[WHAT THE EXERCISE ASKS]: The records below must be copied in full; omit the images.

[MATERIAL SHOWN]:
* * *
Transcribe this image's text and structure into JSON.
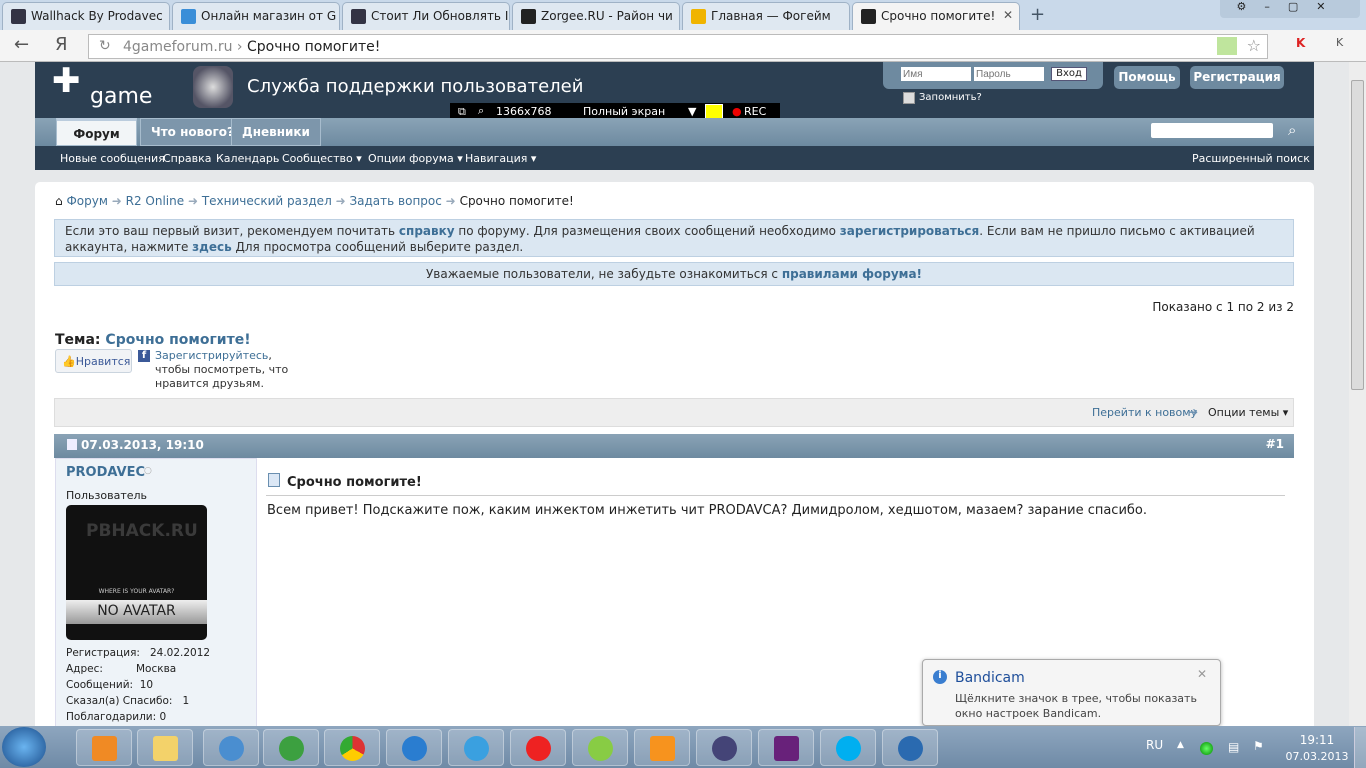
{
  "browser": {
    "tabs": [
      {
        "title": "Wallhack By Prodavec"
      },
      {
        "title": "Онлайн магазин от G"
      },
      {
        "title": "Стоит Ли Обновлять I"
      },
      {
        "title": "Zorgee.RU - Район чи"
      },
      {
        "title": "Главная — Фогейм"
      },
      {
        "title": "Срочно помогите!"
      }
    ],
    "url_domain": "4gameforum.ru",
    "url_sep": "›",
    "url_title": "Срочно помогите!",
    "yandex": "Я"
  },
  "site": {
    "logo": "game",
    "header_title": "Служба поддержки пользователей",
    "login": {
      "user_placeholder": "Имя",
      "pass_placeholder": "Пароль",
      "submit": "Вход",
      "remember": "Запомнить?"
    },
    "help": "Помощь",
    "register": "Регистрация",
    "tabs": [
      "Форум",
      "Что нового?",
      "Дневники"
    ],
    "subnav": [
      "Новые сообщения",
      "Справка",
      "Календарь",
      "Сообщество ▾",
      "Опции форума ▾",
      "Навигация ▾"
    ],
    "advanced_search": "Расширенный поиск"
  },
  "bandicam_bar": {
    "resolution": "1366x768",
    "mode": "Полный экран",
    "rec": "REC"
  },
  "breadcrumb": [
    "Форум",
    "R2 Online",
    "Технический раздел",
    "Задать вопрос",
    "Срочно помогите!"
  ],
  "notice": {
    "t1": "Если это ваш первый визит, рекомендуем почитать ",
    "l1": "справку",
    "t2": " по форуму. Для размещения своих сообщений необходимо ",
    "l2": "зарегистрироваться",
    "t3": ". Если вам не пришло письмо с активацией аккаунта, нажмите ",
    "l3": "здесь",
    "t4": " Для просмотра сообщений выберите раздел."
  },
  "rules": {
    "text": "Уважаемые пользователи, не забудьте ознакомиться с ",
    "link": "правилами форума!"
  },
  "shown": "Показано с 1 по 2 из 2",
  "thread": {
    "label": "Тема:",
    "title": "Срочно помогите!",
    "like": "Нравится",
    "fb_link": "Зарегистрируйтесь",
    "fb_text": ", чтобы посмотреть, что нравится друзьям.",
    "goto_new": "Перейти к новому",
    "options": "Опции темы ▾"
  },
  "post": {
    "date": "07.03.2013, 19:10",
    "num": "#1",
    "user": "PRODAVEC",
    "role": "Пользователь",
    "avatar_top": "PBHACK.RU",
    "avatar_sub": "WHERE IS YOUR AVATAR?",
    "avatar_main": "NO AVATAR",
    "stats": [
      {
        "k": "Регистрация:",
        "v": "24.02.2012"
      },
      {
        "k": "Адрес:",
        "v": "Москва"
      },
      {
        "k": "Сообщений:",
        "v": "10"
      },
      {
        "k": "Сказал(а) Спасибо:",
        "v": "1"
      },
      {
        "k": "Поблагодарили:",
        "v": "0"
      }
    ],
    "title": "Срочно помогите!",
    "body": "Всем привет! Подскажите пож, каким инжектом инжетить чит PRODAVCA? Димидролом, хедшотом, мазаем? зарание спасибо."
  },
  "bandicam": {
    "title": "Bandicam",
    "text": "Щёлкните значок в трее, чтобы показать окно настроек Bandicam."
  },
  "tray": {
    "lang": "RU",
    "time": "19:11",
    "date": "07.03.2013"
  }
}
* * *
[RESULT OF THIS EXERCISE]:
Transcribe this image's text and structure into JSON.
{
  "browser": {
    "tabs": [
      {
        "title": "Wallhack By Prodavec"
      },
      {
        "title": "Онлайн магазин от G"
      },
      {
        "title": "Стоит Ли Обновлять I"
      },
      {
        "title": "Zorgee.RU - Район чи"
      },
      {
        "title": "Главная — Фогейм"
      },
      {
        "title": "Срочно помогите!"
      }
    ],
    "url_domain": "4gameforum.ru",
    "url_sep": "›",
    "url_title": "Срочно помогите!",
    "yandex": "Я"
  },
  "site": {
    "logo": "game",
    "header_title": "Служба поддержки пользователей",
    "login": {
      "user_placeholder": "Имя",
      "pass_placeholder": "Пароль",
      "submit": "Вход",
      "remember": "Запомнить?"
    },
    "help": "Помощь",
    "register": "Регистрация",
    "tabs": [
      "Форум",
      "Что нового?",
      "Дневники"
    ],
    "subnav": [
      "Новые сообщения",
      "Справка",
      "Календарь",
      "Сообщество ▾",
      "Опции форума ▾",
      "Навигация ▾"
    ],
    "advanced_search": "Расширенный поиск"
  },
  "bandicam_bar": {
    "resolution": "1366x768",
    "mode": "Полный экран",
    "rec": "REC"
  },
  "breadcrumb": [
    "Форум",
    "R2 Online",
    "Технический раздел",
    "Задать вопрос",
    "Срочно помогите!"
  ],
  "notice": {
    "t1": "Если это ваш первый визит, рекомендуем почитать ",
    "l1": "справку",
    "t2": " по форуму. Для размещения своих сообщений необходимо ",
    "l2": "зарегистрироваться",
    "t3": ". Если вам не пришло письмо с активацией аккаунта, нажмите ",
    "l3": "здесь",
    "t4": " Для просмотра сообщений выберите раздел."
  },
  "rules": {
    "text": "Уважаемые пользователи, не забудьте ознакомиться с ",
    "link": "правилами форума!"
  },
  "shown": "Показано с 1 по 2 из 2",
  "thread": {
    "label": "Тема:",
    "title": "Срочно помогите!",
    "like": "Нравится",
    "fb_link": "Зарегистрируйтесь",
    "fb_text": ", чтобы посмотреть, что нравится друзьям.",
    "goto_new": "Перейти к новому",
    "options": "Опции темы ▾"
  },
  "post": {
    "date": "07.03.2013, 19:10",
    "num": "#1",
    "user": "PRODAVEC",
    "role": "Пользователь",
    "avatar_top": "PBHACK.RU",
    "avatar_sub": "WHERE IS YOUR AVATAR?",
    "avatar_main": "NO AVATAR",
    "stats": [
      {
        "k": "Регистрация:",
        "v": "24.02.2012"
      },
      {
        "k": "Адрес:",
        "v": "Москва"
      },
      {
        "k": "Сообщений:",
        "v": "10"
      },
      {
        "k": "Сказал(а) Спасибо:",
        "v": "1"
      },
      {
        "k": "Поблагодарили:",
        "v": "0"
      }
    ],
    "title": "Срочно помогите!",
    "body": "Всем привет! Подскажите пож, каким инжектом инжетить чит PRODAVCA? Димидролом, хедшотом, мазаем? зарание спасибо."
  },
  "bandicam": {
    "title": "Bandicam",
    "text": "Щёлкните значок в трее, чтобы показать окно настроек Bandicam."
  },
  "tray": {
    "lang": "RU",
    "time": "19:11",
    "date": "07.03.2013"
  }
}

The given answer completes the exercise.